## SHORT PROBLEM
Answer with one number: the count of lines in the listing below that hold the word "Indefinite".

########

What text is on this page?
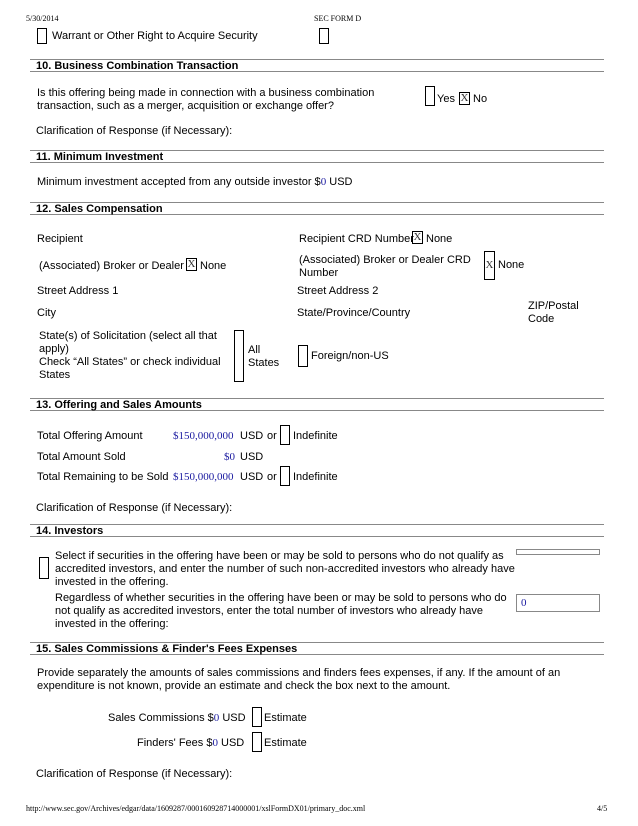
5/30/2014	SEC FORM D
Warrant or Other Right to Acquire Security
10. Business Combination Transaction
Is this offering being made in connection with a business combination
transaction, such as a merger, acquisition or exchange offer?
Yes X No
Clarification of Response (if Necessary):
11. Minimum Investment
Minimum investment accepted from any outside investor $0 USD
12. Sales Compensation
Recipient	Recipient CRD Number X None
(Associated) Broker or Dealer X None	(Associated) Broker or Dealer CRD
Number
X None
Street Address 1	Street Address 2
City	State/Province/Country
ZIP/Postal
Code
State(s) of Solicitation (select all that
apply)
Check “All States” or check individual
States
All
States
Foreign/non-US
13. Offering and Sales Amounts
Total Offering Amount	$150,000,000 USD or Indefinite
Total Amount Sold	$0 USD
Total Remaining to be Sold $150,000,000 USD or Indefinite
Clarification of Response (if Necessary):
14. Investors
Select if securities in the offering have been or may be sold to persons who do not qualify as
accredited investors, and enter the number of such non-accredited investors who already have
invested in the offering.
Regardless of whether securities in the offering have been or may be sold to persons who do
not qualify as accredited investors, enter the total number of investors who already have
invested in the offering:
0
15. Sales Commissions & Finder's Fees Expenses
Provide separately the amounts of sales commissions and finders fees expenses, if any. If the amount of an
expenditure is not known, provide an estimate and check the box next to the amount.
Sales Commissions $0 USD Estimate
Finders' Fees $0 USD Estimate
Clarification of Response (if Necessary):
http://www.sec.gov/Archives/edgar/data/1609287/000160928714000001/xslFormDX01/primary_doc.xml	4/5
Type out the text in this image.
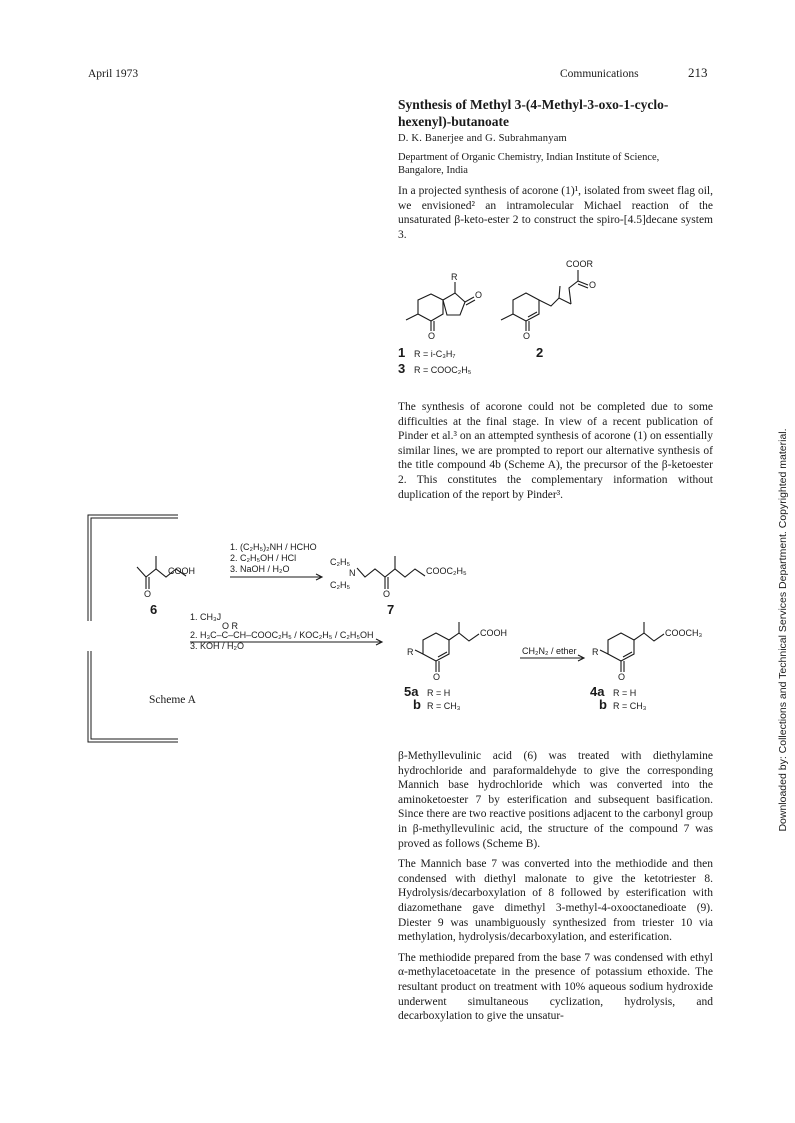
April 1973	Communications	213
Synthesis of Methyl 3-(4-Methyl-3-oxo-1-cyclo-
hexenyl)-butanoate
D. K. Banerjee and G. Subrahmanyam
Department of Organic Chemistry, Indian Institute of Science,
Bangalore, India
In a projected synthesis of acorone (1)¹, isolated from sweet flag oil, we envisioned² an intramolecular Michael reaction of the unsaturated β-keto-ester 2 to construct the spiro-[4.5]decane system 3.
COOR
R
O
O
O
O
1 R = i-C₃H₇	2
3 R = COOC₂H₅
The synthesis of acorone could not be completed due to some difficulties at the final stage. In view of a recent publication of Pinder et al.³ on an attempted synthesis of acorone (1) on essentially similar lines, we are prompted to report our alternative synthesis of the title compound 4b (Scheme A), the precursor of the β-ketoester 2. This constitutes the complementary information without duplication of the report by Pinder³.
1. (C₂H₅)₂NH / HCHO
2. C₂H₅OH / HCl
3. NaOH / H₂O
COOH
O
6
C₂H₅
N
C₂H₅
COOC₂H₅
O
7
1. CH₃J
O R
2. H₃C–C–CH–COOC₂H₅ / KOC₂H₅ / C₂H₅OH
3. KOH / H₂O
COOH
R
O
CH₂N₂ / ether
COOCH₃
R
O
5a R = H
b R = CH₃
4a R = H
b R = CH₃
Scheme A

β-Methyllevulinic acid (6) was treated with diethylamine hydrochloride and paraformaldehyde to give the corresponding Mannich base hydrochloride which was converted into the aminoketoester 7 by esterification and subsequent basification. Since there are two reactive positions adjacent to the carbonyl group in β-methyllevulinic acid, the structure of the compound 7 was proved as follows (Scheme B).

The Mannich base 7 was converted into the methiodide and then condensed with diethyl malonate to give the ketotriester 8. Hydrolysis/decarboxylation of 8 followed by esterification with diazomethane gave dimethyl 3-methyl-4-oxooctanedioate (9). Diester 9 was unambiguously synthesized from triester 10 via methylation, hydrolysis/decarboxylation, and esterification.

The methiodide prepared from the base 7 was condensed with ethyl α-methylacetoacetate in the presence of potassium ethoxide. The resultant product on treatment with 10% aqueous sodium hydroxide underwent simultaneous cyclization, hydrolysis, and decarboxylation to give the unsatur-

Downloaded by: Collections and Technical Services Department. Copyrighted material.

########

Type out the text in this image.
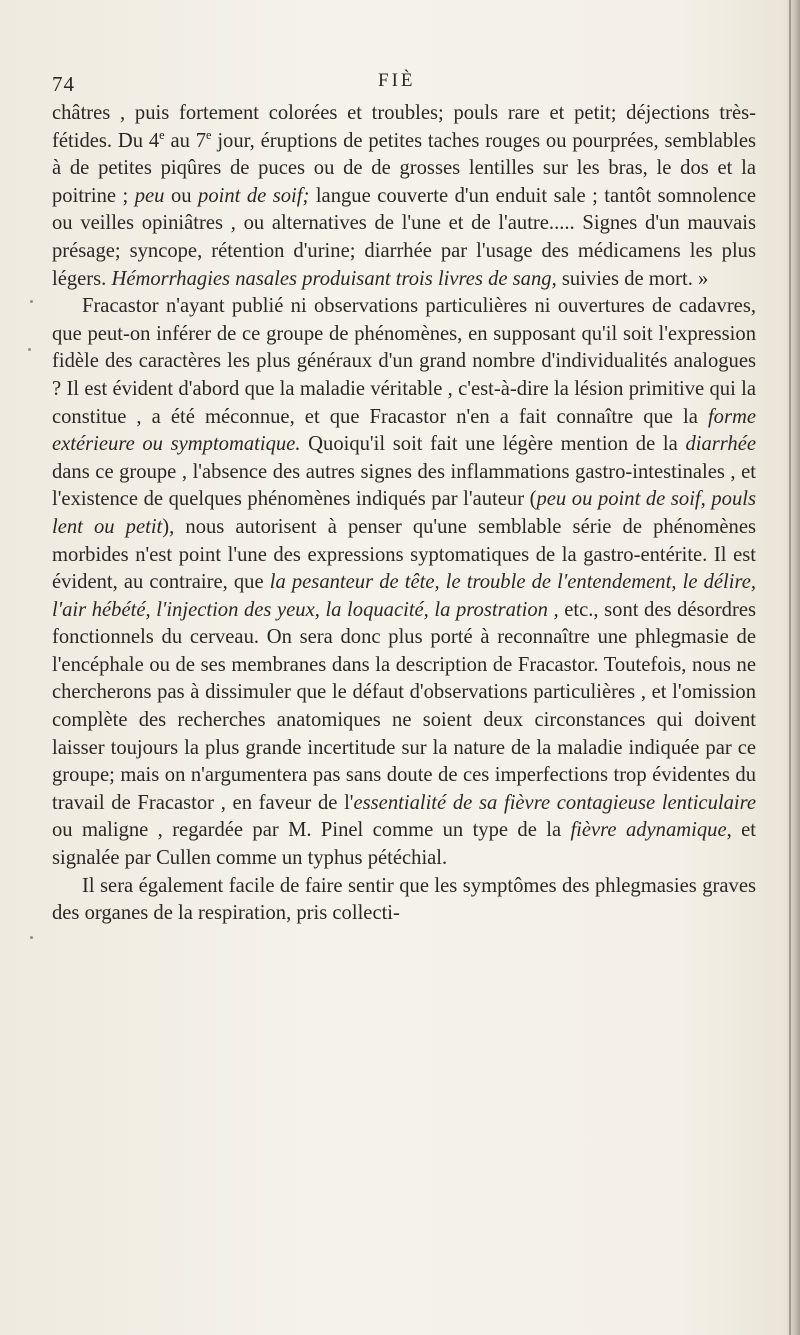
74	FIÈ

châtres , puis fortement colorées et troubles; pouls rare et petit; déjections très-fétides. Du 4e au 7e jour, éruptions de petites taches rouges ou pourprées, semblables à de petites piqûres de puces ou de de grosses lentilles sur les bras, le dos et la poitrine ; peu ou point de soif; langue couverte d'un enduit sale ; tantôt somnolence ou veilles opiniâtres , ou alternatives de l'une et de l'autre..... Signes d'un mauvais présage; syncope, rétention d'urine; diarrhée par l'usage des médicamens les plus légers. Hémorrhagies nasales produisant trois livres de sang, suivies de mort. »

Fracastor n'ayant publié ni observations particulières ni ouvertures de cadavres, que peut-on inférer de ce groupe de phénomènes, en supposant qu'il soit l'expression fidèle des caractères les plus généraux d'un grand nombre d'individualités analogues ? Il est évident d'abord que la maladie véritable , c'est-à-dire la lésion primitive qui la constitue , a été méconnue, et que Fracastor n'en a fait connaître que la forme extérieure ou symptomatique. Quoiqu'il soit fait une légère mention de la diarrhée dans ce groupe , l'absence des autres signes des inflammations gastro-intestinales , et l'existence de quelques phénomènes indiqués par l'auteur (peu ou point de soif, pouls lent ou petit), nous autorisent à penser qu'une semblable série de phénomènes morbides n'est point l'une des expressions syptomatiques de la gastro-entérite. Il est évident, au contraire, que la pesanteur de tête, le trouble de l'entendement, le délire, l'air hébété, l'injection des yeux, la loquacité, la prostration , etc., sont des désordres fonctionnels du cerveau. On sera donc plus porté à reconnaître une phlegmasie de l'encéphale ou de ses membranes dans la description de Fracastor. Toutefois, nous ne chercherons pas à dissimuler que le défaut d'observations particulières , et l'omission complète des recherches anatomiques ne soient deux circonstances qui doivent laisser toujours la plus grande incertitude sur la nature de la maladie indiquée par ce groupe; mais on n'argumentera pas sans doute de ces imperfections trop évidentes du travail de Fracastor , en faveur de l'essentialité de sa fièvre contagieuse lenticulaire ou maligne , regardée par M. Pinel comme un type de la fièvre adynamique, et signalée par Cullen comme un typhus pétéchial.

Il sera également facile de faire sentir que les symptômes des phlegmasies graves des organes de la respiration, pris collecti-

########

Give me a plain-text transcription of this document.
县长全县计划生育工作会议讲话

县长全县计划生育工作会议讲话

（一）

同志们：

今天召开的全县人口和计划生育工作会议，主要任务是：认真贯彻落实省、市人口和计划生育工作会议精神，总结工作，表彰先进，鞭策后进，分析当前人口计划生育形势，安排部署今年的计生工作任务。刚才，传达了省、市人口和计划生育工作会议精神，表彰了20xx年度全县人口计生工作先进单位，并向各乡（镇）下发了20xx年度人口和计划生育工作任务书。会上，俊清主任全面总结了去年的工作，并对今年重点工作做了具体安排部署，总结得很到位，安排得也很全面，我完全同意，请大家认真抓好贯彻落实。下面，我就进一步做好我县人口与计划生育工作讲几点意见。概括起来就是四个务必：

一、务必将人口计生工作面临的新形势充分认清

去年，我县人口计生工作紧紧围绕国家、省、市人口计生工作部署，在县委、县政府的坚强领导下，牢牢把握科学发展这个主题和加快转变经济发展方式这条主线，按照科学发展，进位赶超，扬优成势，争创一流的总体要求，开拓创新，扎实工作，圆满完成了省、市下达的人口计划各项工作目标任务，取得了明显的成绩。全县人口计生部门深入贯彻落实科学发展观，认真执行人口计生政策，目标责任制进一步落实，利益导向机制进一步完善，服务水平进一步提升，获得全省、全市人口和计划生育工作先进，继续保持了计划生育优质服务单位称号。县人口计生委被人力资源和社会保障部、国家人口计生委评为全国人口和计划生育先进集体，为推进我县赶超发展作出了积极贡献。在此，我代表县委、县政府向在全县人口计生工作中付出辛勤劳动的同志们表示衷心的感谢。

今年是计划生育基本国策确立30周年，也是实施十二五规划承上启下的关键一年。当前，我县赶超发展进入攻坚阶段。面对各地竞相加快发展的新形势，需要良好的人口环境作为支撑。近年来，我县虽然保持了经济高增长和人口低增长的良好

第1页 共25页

########

## EXPECTED ANSWER
2